**Input rows**
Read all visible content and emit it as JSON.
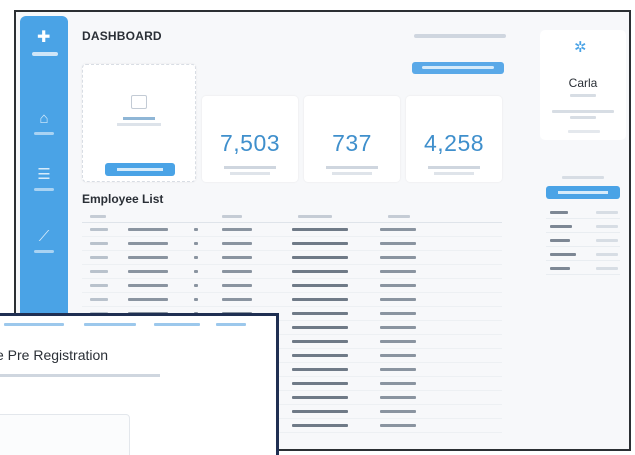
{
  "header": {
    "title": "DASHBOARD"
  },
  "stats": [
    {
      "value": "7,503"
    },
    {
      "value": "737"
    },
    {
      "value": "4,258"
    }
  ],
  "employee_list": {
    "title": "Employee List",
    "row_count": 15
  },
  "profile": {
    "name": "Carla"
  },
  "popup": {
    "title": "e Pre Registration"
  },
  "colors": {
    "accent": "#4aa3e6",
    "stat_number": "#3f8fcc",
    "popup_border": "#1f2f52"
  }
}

**Exercise details**
Make an exact copy of every entry above, minus the images.

**The completed task**
Read all visible content and emit it as JSON.
{
  "header": {
    "title": "DASHBOARD"
  },
  "stats": [
    {
      "value": "7,503"
    },
    {
      "value": "737"
    },
    {
      "value": "4,258"
    }
  ],
  "employee_list": {
    "title": "Employee List",
    "row_count": 15
  },
  "profile": {
    "name": "Carla"
  },
  "popup": {
    "title": "e Pre Registration"
  },
  "colors": {
    "accent": "#4aa3e6",
    "stat_number": "#3f8fcc",
    "popup_border": "#1f2f52"
  }
}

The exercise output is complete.